Entries →
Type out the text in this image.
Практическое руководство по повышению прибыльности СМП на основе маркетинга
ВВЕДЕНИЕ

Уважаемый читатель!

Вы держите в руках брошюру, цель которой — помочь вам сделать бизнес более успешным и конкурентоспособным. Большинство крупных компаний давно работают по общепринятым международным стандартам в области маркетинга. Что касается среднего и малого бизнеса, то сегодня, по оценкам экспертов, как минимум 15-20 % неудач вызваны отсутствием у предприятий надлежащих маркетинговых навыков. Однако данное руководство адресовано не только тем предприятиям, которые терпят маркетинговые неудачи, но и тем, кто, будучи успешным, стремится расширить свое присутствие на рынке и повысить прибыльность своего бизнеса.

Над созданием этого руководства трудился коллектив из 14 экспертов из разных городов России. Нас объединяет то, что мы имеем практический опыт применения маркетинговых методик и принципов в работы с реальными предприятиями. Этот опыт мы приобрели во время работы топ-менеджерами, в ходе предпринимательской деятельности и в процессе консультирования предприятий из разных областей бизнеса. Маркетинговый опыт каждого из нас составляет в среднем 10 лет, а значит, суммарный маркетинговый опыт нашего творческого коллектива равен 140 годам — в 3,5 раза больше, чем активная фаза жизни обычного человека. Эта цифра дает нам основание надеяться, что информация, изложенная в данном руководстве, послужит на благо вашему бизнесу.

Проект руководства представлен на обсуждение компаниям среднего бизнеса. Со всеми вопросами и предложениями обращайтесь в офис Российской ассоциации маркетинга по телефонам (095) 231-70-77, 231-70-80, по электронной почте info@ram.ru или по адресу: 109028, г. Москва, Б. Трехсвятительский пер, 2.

Stated problem →
Return the full listing, character for character.

Output of the task →
Type out the text in this image.
Практическое руководство по повышению прибыльности СМП на основе маркетинга
ВВЕДЕНИЕ

Уважаемый читатель!

Вы держите в руках брошюру, цель которой — помочь вам сделать бизнес более успешным и конкурентоспособным. Большинство крупных компаний давно работают по общепринятым международным стандартам в области маркетинга. Что касается среднего и малого бизнеса, то сегодня, по оценкам экспертов, как минимум 15-20 % неудач вызваны отсутствием у предприятий надлежащих маркетинговых навыков. Однако данное руководство адресовано не только тем предприятиям, которые терпят маркетинговые неудачи, но и тем, кто, будучи успешным, стремится расширить свое присутствие на рынке и повысить прибыльность своего бизнеса.

Над созданием этого руководства трудился коллектив из 14 экспертов из разных городов России. Нас объединяет то, что мы имеем практический опыт применения маркетинговых методик и принципов в работы с реальными предприятиями. Этот опыт мы приобрели во время работы топ-менеджерами, в ходе предпринимательской деятельности и в процессе консультирования предприятий из разных областей бизнеса. Маркетинговый опыт каждого из нас составляет в среднем 10 лет, а значит, суммарный маркетинговый опыт нашего творческого коллектива равен 140 годам — в 3,5 раза больше, чем активная фаза жизни обычного человека. Эта цифра дает нам основание надеяться, что информация, изложенная в данном руководстве, послужит на благо вашему бизнесу.

Проект руководства представлен на обсуждение компаниям среднего бизнеса. Со всеми вопросами и предложениями обращайтесь в офис Российской ассоциации маркетинга по телефонам (095) 231-70-77, 231-70-80, по электронной почте info@ram.ru или по адресу: 109028, г. Москва, Б. Трехсвятительский пер, 2.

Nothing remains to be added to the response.